Supplied information |
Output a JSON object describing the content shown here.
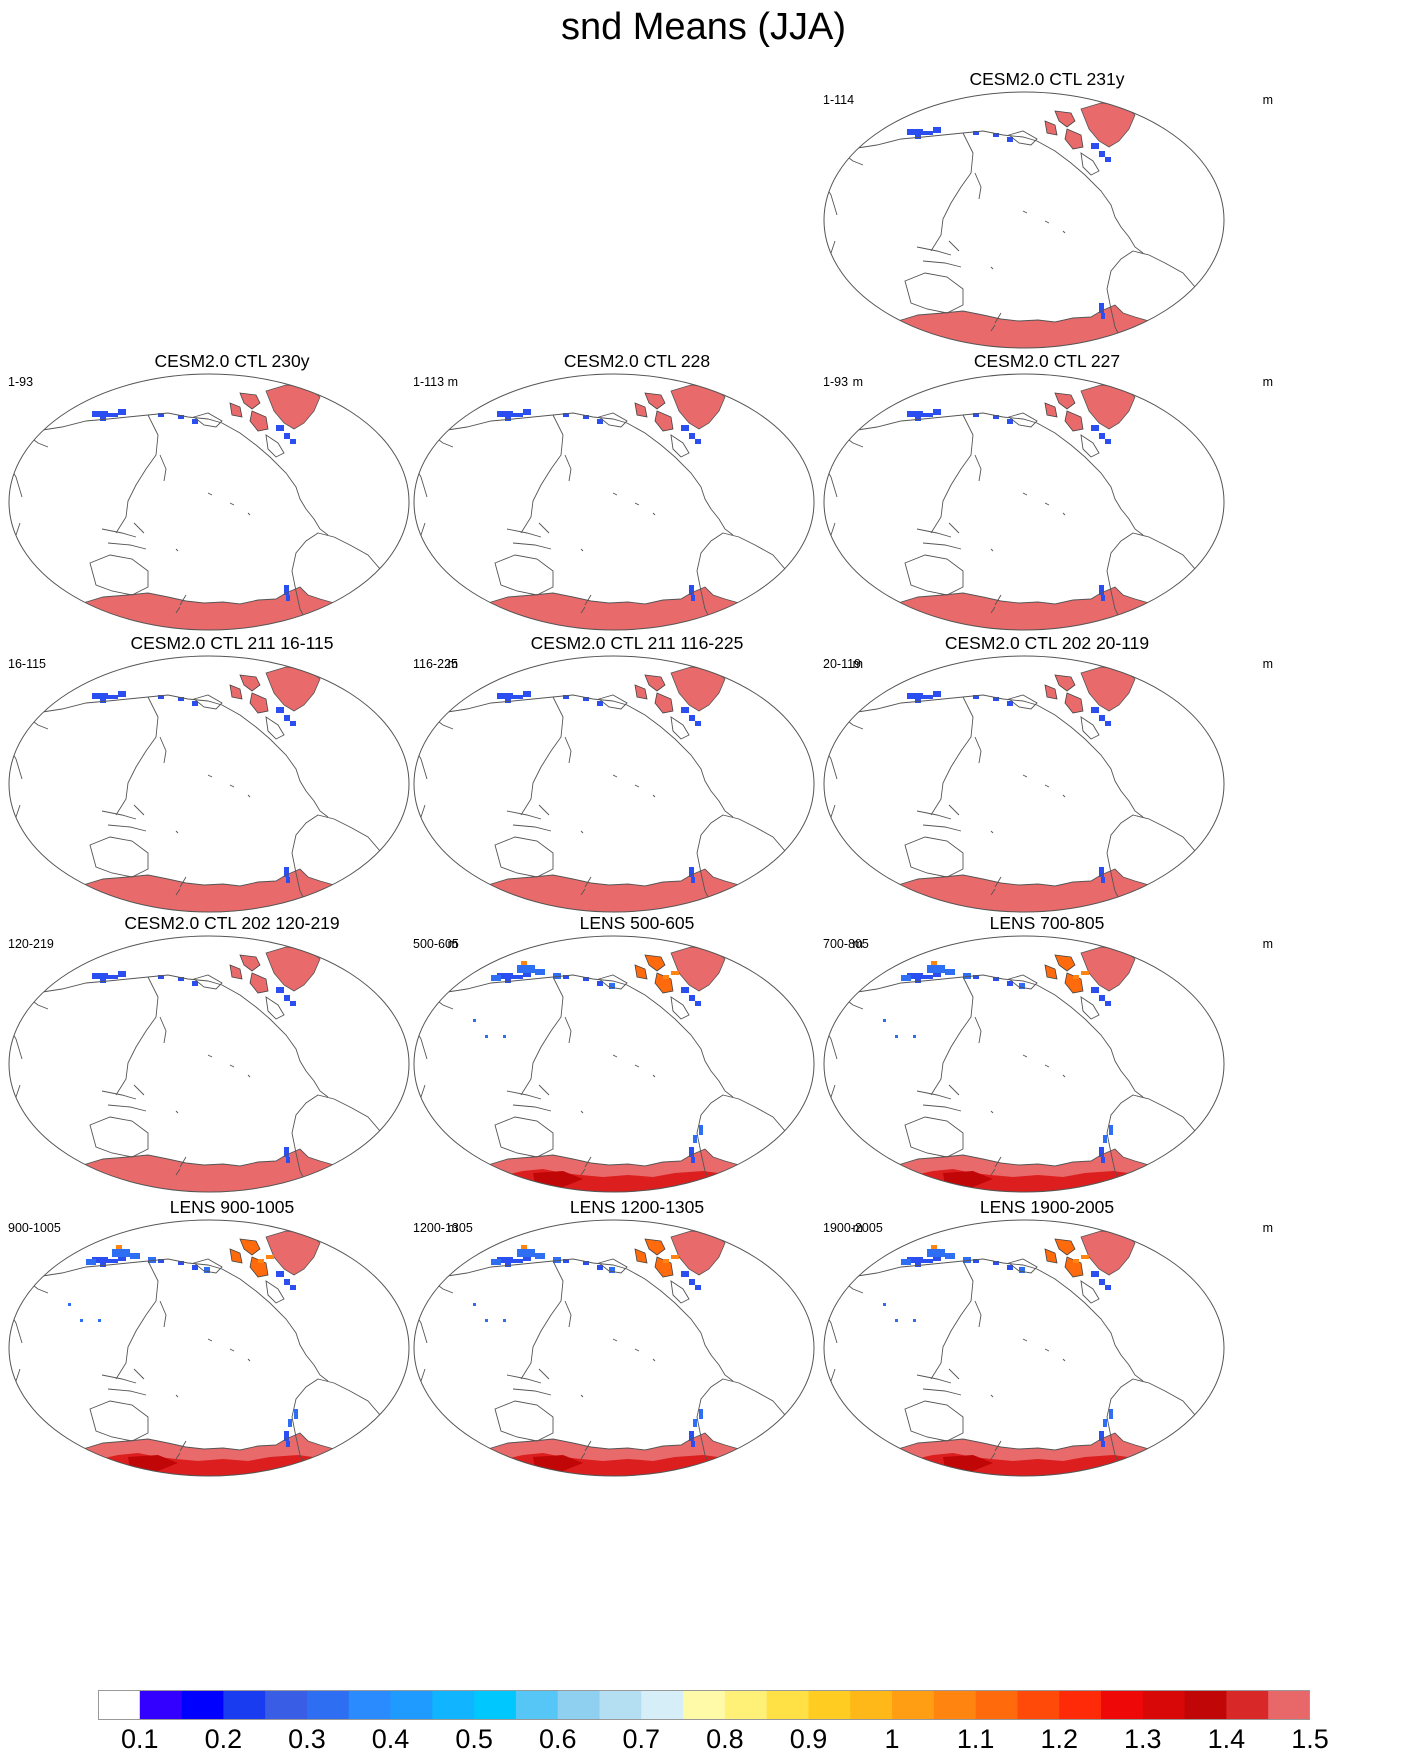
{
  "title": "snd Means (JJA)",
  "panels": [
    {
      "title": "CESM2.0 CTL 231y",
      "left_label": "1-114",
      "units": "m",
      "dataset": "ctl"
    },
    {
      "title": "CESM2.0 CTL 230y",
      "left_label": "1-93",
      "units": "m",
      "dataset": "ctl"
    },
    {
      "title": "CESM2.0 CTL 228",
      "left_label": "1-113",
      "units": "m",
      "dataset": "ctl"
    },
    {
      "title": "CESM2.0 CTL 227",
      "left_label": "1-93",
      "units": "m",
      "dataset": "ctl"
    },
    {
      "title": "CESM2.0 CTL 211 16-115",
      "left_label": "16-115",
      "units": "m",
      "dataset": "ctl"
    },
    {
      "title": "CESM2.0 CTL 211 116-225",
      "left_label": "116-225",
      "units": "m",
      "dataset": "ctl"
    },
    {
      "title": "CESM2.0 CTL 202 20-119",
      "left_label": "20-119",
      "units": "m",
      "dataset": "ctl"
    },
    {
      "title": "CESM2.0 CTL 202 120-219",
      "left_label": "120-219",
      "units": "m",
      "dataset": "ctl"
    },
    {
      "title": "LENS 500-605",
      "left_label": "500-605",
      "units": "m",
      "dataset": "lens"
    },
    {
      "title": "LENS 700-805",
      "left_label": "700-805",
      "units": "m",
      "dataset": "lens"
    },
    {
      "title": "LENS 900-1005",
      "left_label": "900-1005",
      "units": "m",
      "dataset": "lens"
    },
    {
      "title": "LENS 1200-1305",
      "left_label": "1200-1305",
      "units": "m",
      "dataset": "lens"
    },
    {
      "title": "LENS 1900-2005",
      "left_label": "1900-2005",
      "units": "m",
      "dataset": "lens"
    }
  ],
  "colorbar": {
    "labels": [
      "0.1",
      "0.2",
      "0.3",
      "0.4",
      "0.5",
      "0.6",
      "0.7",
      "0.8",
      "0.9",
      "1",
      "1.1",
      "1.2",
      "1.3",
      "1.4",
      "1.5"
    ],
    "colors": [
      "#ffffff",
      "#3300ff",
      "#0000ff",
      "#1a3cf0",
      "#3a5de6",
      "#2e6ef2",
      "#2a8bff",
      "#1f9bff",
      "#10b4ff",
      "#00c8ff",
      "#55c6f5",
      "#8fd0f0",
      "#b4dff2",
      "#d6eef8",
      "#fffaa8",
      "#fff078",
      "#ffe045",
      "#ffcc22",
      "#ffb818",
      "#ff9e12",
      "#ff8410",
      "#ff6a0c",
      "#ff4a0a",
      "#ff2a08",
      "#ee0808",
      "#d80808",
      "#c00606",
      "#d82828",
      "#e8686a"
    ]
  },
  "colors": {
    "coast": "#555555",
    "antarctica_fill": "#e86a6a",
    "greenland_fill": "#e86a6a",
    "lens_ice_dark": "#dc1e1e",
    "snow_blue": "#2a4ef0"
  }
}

--

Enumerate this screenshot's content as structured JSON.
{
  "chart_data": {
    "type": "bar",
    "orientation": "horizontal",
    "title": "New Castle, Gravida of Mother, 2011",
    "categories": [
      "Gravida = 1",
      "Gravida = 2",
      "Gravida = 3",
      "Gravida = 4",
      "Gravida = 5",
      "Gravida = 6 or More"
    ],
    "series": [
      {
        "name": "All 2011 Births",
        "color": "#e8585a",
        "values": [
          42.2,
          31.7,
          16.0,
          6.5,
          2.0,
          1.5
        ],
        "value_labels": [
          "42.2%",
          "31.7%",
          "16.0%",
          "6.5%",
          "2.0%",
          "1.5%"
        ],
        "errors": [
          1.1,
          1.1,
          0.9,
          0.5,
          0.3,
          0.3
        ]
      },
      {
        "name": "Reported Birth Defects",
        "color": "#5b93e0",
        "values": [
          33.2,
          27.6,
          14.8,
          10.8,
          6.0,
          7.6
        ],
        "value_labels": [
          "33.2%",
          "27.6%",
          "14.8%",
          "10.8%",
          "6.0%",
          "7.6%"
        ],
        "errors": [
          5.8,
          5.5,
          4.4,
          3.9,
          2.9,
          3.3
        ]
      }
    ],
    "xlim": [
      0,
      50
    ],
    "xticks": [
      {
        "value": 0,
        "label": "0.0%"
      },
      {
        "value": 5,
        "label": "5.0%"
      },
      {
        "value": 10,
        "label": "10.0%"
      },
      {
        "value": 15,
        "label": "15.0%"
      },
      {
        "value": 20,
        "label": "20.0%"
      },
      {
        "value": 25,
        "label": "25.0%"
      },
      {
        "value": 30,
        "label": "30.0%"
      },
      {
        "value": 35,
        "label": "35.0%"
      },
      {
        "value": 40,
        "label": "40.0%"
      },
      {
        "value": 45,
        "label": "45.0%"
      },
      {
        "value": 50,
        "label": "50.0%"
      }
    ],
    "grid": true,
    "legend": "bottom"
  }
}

Request |
Every line containing the string "JSON" must be listed.

Exercise answer |
Output a JSON object describing the content shown here.
Enumerate this screenshot's content as structured JSON.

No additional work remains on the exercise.